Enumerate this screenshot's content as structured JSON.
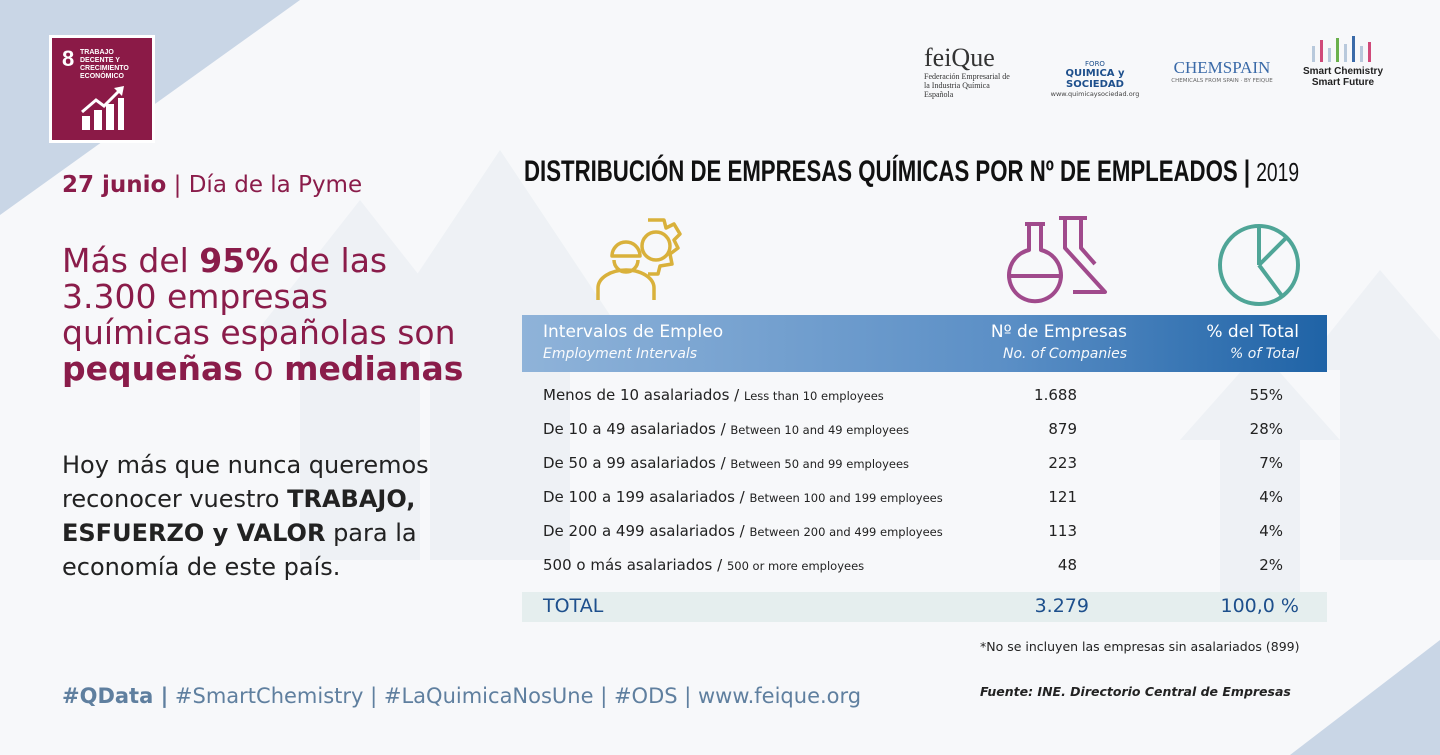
{
  "sdg": {
    "number": "8",
    "title": "TRABAJO DECENTE Y CRECIMIENTO ECONÓMICO"
  },
  "logos": {
    "feique": {
      "name": "feiQue",
      "caption": "Federación Empresarial de la Industria Química Española"
    },
    "foro": {
      "top": "FORO",
      "name": "QUIMICA y SOCIEDAD",
      "url": "www.quimicaysociedad.org"
    },
    "chemspain": {
      "name": "CHEMSPAIN",
      "caption": "CHEMICALS FROM SPAIN · BY FEIQUE"
    },
    "smart": {
      "name": "Smart Chemistry Smart Future"
    }
  },
  "date": {
    "day": "27 junio",
    "separator": "|",
    "event": "Día de la Pyme"
  },
  "headline": [
    {
      "text": "Más del ",
      "bold": false
    },
    {
      "text": "95%",
      "bold": true
    },
    {
      "text": " de las 3.300 empresas químicas españolas son ",
      "bold": false
    },
    {
      "text": "pequeñas",
      "bold": true
    },
    {
      "text": " o ",
      "bold": false
    },
    {
      "text": "medianas",
      "bold": true
    }
  ],
  "body": [
    {
      "text": "Hoy más que nunca queremos reconocer vuestro ",
      "bold": false
    },
    {
      "text": "TRABAJO, ESFUERZO y VALOR",
      "bold": true
    },
    {
      "text": " para la economía de este país.",
      "bold": false
    }
  ],
  "hashtags": [
    {
      "text": "#QData |",
      "bold": true
    },
    {
      "text": " #SmartChemistry | #LaQuimicaNosUne | #ODS | www.feique.org",
      "bold": false
    }
  ],
  "table": {
    "title": "DISTRIBUCIÓN DE EMPRESAS QUÍMICAS POR Nº DE EMPLEADOS",
    "separator": "|",
    "year": "2019",
    "headers": [
      {
        "es": "Intervalos de Empleo",
        "en": "Employment Intervals"
      },
      {
        "es": "Nº de Empresas",
        "en": "No. of Companies"
      },
      {
        "es": "% del Total",
        "en": "% of Total"
      }
    ],
    "rows": [
      [
        "Menos de 10 asalariados /",
        "Less than 10 employees",
        "1.688",
        "55%"
      ],
      [
        "De 10 a 49 asalariados /",
        "Between 10 and 49 employees",
        "879",
        "28%"
      ],
      [
        "De 50 a 99 asalariados /",
        "Between 50 and 99 employees",
        "223",
        "7%"
      ],
      [
        "De 100 a 199 asalariados /",
        "Between 100 and 199 employees",
        "121",
        "4%"
      ],
      [
        "De 200 a 499 asalariados /",
        "Between 200 and 499 employees",
        "113",
        "4%"
      ],
      [
        "500 o más asalariados /",
        "500 or more employees",
        "48",
        "2%"
      ]
    ],
    "total": [
      "TOTAL",
      "3.279",
      "100,0 %"
    ],
    "note": "*No se incluyen las empresas sin asalariados (899)",
    "source": "Fuente: INE. Directorio Central de Empresas"
  }
}
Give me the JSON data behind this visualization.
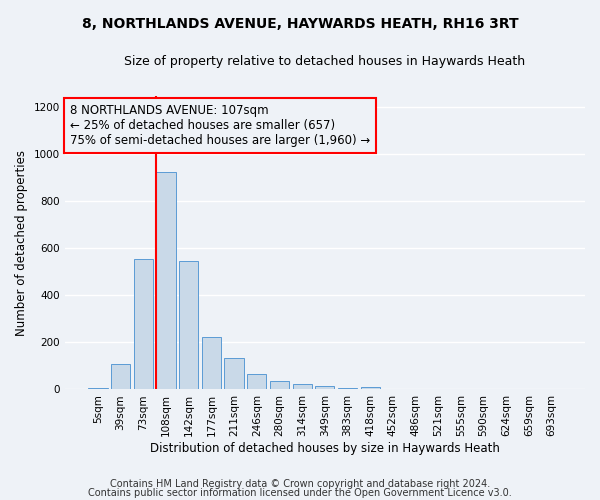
{
  "title": "8, NORTHLANDS AVENUE, HAYWARDS HEATH, RH16 3RT",
  "subtitle": "Size of property relative to detached houses in Haywards Heath",
  "xlabel": "Distribution of detached houses by size in Haywards Heath",
  "ylabel": "Number of detached properties",
  "bar_labels": [
    "5sqm",
    "39sqm",
    "73sqm",
    "108sqm",
    "142sqm",
    "177sqm",
    "211sqm",
    "246sqm",
    "280sqm",
    "314sqm",
    "349sqm",
    "383sqm",
    "418sqm",
    "452sqm",
    "486sqm",
    "521sqm",
    "555sqm",
    "590sqm",
    "624sqm",
    "659sqm",
    "693sqm"
  ],
  "bar_values": [
    8,
    110,
    555,
    925,
    545,
    225,
    135,
    65,
    37,
    22,
    15,
    7,
    10,
    0,
    0,
    0,
    0,
    0,
    0,
    0,
    0
  ],
  "bar_color": "#c9d9e8",
  "bar_edge_color": "#5b9bd5",
  "vline_index": 3,
  "vline_color": "red",
  "annotation_text": "8 NORTHLANDS AVENUE: 107sqm\n← 25% of detached houses are smaller (657)\n75% of semi-detached houses are larger (1,960) →",
  "annotation_box_color": "red",
  "ylim": [
    0,
    1250
  ],
  "yticks": [
    0,
    200,
    400,
    600,
    800,
    1000,
    1200
  ],
  "footer_line1": "Contains HM Land Registry data © Crown copyright and database right 2024.",
  "footer_line2": "Contains public sector information licensed under the Open Government Licence v3.0.",
  "background_color": "#eef2f7",
  "grid_color": "white",
  "title_fontsize": 10,
  "subtitle_fontsize": 9,
  "axis_label_fontsize": 8.5,
  "tick_fontsize": 7.5,
  "annotation_fontsize": 8.5,
  "footer_fontsize": 7
}
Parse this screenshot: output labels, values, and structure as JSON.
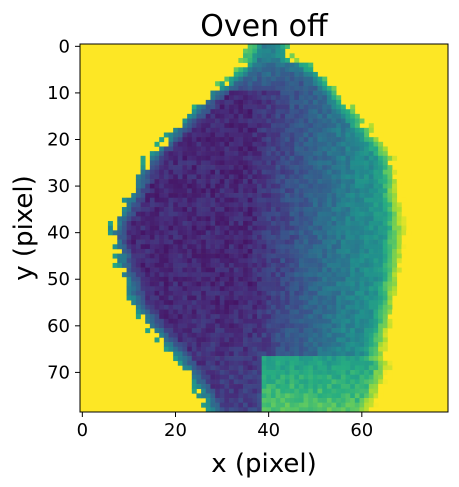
{
  "chart_data": {
    "type": "heatmap",
    "title": "Oven off",
    "xlabel": "x (pixel)",
    "ylabel": "y (pixel)",
    "xlim": [
      -0.5,
      78.5
    ],
    "ylim": [
      78.5,
      -0.5
    ],
    "x_ticks": [
      0,
      20,
      40,
      60
    ],
    "y_ticks": [
      0,
      10,
      20,
      30,
      40,
      50,
      60,
      70
    ],
    "x_tick_labels": [
      "0",
      "20",
      "40",
      "60"
    ],
    "y_tick_labels": [
      "0",
      "10",
      "20",
      "30",
      "40",
      "50",
      "60",
      "70"
    ],
    "grid_size": [
      79,
      79
    ],
    "colormap": "viridis",
    "value_range": [
      0,
      1
    ],
    "background_value": 1.0,
    "grid": false,
    "legend": "none",
    "regions": [
      {
        "name": "dark sample region",
        "value_range": [
          0.08,
          0.3
        ],
        "center_xy": [
          28,
          42
        ]
      },
      {
        "name": "mid sample region",
        "value_range": [
          0.3,
          0.55
        ],
        "center_xy": [
          52,
          40
        ]
      },
      {
        "name": "upper neck region",
        "value_range": [
          0.45,
          0.7
        ],
        "center_xy": [
          40,
          6
        ]
      },
      {
        "name": "lower lobe region",
        "value_range": [
          0.55,
          0.85
        ],
        "center_xy": [
          48,
          74
        ]
      }
    ]
  }
}
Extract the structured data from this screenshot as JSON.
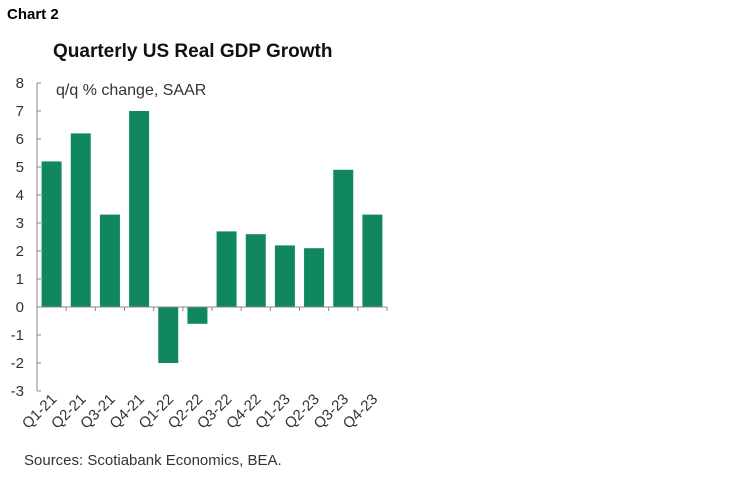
{
  "chart_label": "Chart 2",
  "chart_data": {
    "type": "bar",
    "title": "Quarterly US Real GDP Growth",
    "subtitle": "q/q % change, SAAR",
    "categories": [
      "Q1-21",
      "Q2-21",
      "Q3-21",
      "Q4-21",
      "Q1-22",
      "Q2-22",
      "Q3-22",
      "Q4-22",
      "Q1-23",
      "Q2-23",
      "Q3-23",
      "Q4-23"
    ],
    "values": [
      5.2,
      6.2,
      3.3,
      7.0,
      -2.0,
      -0.6,
      2.7,
      2.6,
      2.2,
      2.1,
      4.9,
      3.3
    ],
    "ylim": [
      -3,
      8
    ],
    "yticks": [
      8,
      7,
      6,
      5,
      4,
      3,
      2,
      1,
      0,
      -1,
      -2,
      -3
    ],
    "xlabel": "",
    "ylabel": "",
    "grid": false,
    "bar_color": "#11875d",
    "source": "Sources: Scotiabank Economics, BEA."
  }
}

■ REQUIRED TASK:
Copy out the data above exactly, except the pictures.

■ RESULT BELOW:
Enumerate this screenshot's content as structured JSON.
{
  "sdg": {
    "number": "8",
    "title": "TRABAJO DECENTE Y CRECIMIENTO ECONÓMICO"
  },
  "logos": {
    "feique": {
      "name": "feiQue",
      "caption": "Federación Empresarial de la Industria Química Española"
    },
    "foro": {
      "top": "FORO",
      "name": "QUIMICA y SOCIEDAD",
      "url": "www.quimicaysociedad.org"
    },
    "chemspain": {
      "name": "CHEMSPAIN",
      "caption": "CHEMICALS FROM SPAIN · BY FEIQUE"
    },
    "smart": {
      "name": "Smart Chemistry Smart Future"
    }
  },
  "date": {
    "day": "27 junio",
    "separator": "|",
    "event": "Día de la Pyme"
  },
  "headline": [
    {
      "text": "Más del ",
      "bold": false
    },
    {
      "text": "95%",
      "bold": true
    },
    {
      "text": " de las 3.300 empresas químicas españolas son ",
      "bold": false
    },
    {
      "text": "pequeñas",
      "bold": true
    },
    {
      "text": " o ",
      "bold": false
    },
    {
      "text": "medianas",
      "bold": true
    }
  ],
  "body": [
    {
      "text": "Hoy más que nunca queremos reconocer vuestro ",
      "bold": false
    },
    {
      "text": "TRABAJO, ESFUERZO y VALOR",
      "bold": true
    },
    {
      "text": " para la economía de este país.",
      "bold": false
    }
  ],
  "hashtags": [
    {
      "text": "#QData |",
      "bold": true
    },
    {
      "text": " #SmartChemistry | #LaQuimicaNosUne | #ODS | www.feique.org",
      "bold": false
    }
  ],
  "table": {
    "title": "DISTRIBUCIÓN DE EMPRESAS QUÍMICAS POR Nº DE EMPLEADOS",
    "separator": "|",
    "year": "2019",
    "headers": [
      {
        "es": "Intervalos de Empleo",
        "en": "Employment Intervals"
      },
      {
        "es": "Nº de Empresas",
        "en": "No. of Companies"
      },
      {
        "es": "% del Total",
        "en": "% of Total"
      }
    ],
    "rows": [
      [
        "Menos de 10 asalariados /",
        "Less than 10 employees",
        "1.688",
        "55%"
      ],
      [
        "De 10 a 49 asalariados /",
        "Between 10 and 49 employees",
        "879",
        "28%"
      ],
      [
        "De 50 a 99 asalariados /",
        "Between 50 and 99 employees",
        "223",
        "7%"
      ],
      [
        "De 100 a 199 asalariados /",
        "Between 100 and 199 employees",
        "121",
        "4%"
      ],
      [
        "De 200 a 499 asalariados /",
        "Between 200 and 499 employees",
        "113",
        "4%"
      ],
      [
        "500 o más asalariados /",
        "500 or more employees",
        "48",
        "2%"
      ]
    ],
    "total": [
      "TOTAL",
      "3.279",
      "100,0 %"
    ],
    "note": "*No se incluyen las empresas sin asalariados (899)",
    "source": "Fuente: INE. Directorio Central de Empresas"
  }
}
Give me the JSON data behind this visualization.
{
  "title": "8, NORTHLANDS AVENUE, HAYWARDS HEATH, RH16 3RT",
  "subtitle": "Size of property relative to detached houses in Haywards Heath",
  "xlabel": "Distribution of detached houses by size in Haywards Heath",
  "ylabel": "Number of detached properties",
  "bar_labels": [
    "5sqm",
    "39sqm",
    "73sqm",
    "108sqm",
    "142sqm",
    "177sqm",
    "211sqm",
    "246sqm",
    "280sqm",
    "314sqm",
    "349sqm",
    "383sqm",
    "418sqm",
    "452sqm",
    "486sqm",
    "521sqm",
    "555sqm",
    "590sqm",
    "624sqm",
    "659sqm",
    "693sqm"
  ],
  "bar_values": [
    8,
    110,
    555,
    925,
    545,
    225,
    135,
    65,
    37,
    22,
    15,
    7,
    10,
    0,
    0,
    0,
    0,
    0,
    0,
    0,
    0
  ],
  "bar_color": "#c9d9e8",
  "bar_edge_color": "#5b9bd5",
  "vline_index": 3,
  "vline_color": "red",
  "annotation_text": "8 NORTHLANDS AVENUE: 107sqm\n← 25% of detached houses are smaller (657)\n75% of semi-detached houses are larger (1,960) →",
  "annotation_box_color": "red",
  "ylim": [
    0,
    1250
  ],
  "yticks": [
    0,
    200,
    400,
    600,
    800,
    1000,
    1200
  ],
  "footer_line1": "Contains HM Land Registry data © Crown copyright and database right 2024.",
  "footer_line2": "Contains public sector information licensed under the Open Government Licence v3.0.",
  "background_color": "#eef2f7",
  "grid_color": "white",
  "title_fontsize": 10,
  "subtitle_fontsize": 9,
  "axis_label_fontsize": 8.5,
  "tick_fontsize": 7.5,
  "annotation_fontsize": 8.5,
  "footer_fontsize": 7
}
Parse this screenshot: output labels, values, and structure as JSON.
{
  "chart_data": {
    "type": "heatmap",
    "title": "Oven off",
    "xlabel": "x (pixel)",
    "ylabel": "y (pixel)",
    "xlim": [
      -0.5,
      78.5
    ],
    "ylim": [
      78.5,
      -0.5
    ],
    "x_ticks": [
      0,
      20,
      40,
      60
    ],
    "y_ticks": [
      0,
      10,
      20,
      30,
      40,
      50,
      60,
      70
    ],
    "x_tick_labels": [
      "0",
      "20",
      "40",
      "60"
    ],
    "y_tick_labels": [
      "0",
      "10",
      "20",
      "30",
      "40",
      "50",
      "60",
      "70"
    ],
    "grid_size": [
      79,
      79
    ],
    "colormap": "viridis",
    "value_range": [
      0,
      1
    ],
    "background_value": 1.0,
    "grid": false,
    "legend": "none",
    "regions": [
      {
        "name": "dark sample region",
        "value_range": [
          0.08,
          0.3
        ],
        "center_xy": [
          28,
          42
        ]
      },
      {
        "name": "mid sample region",
        "value_range": [
          0.3,
          0.55
        ],
        "center_xy": [
          52,
          40
        ]
      },
      {
        "name": "upper neck region",
        "value_range": [
          0.45,
          0.7
        ],
        "center_xy": [
          40,
          6
        ]
      },
      {
        "name": "lower lobe region",
        "value_range": [
          0.55,
          0.85
        ],
        "center_xy": [
          48,
          74
        ]
      }
    ]
  }
}
Extract the structured data from this screenshot as JSON.
{
  "chart_label": "Chart 2",
  "chart_data": {
    "type": "bar",
    "title": "Quarterly US Real GDP Growth",
    "subtitle": "q/q % change, SAAR",
    "categories": [
      "Q1-21",
      "Q2-21",
      "Q3-21",
      "Q4-21",
      "Q1-22",
      "Q2-22",
      "Q3-22",
      "Q4-22",
      "Q1-23",
      "Q2-23",
      "Q3-23",
      "Q4-23"
    ],
    "values": [
      5.2,
      6.2,
      3.3,
      7.0,
      -2.0,
      -0.6,
      2.7,
      2.6,
      2.2,
      2.1,
      4.9,
      3.3
    ],
    "ylim": [
      -3,
      8
    ],
    "yticks": [
      8,
      7,
      6,
      5,
      4,
      3,
      2,
      1,
      0,
      -1,
      -2,
      -3
    ],
    "xlabel": "",
    "ylabel": "",
    "grid": false,
    "bar_color": "#11875d",
    "source": "Sources: Scotiabank Economics, BEA."
  }
}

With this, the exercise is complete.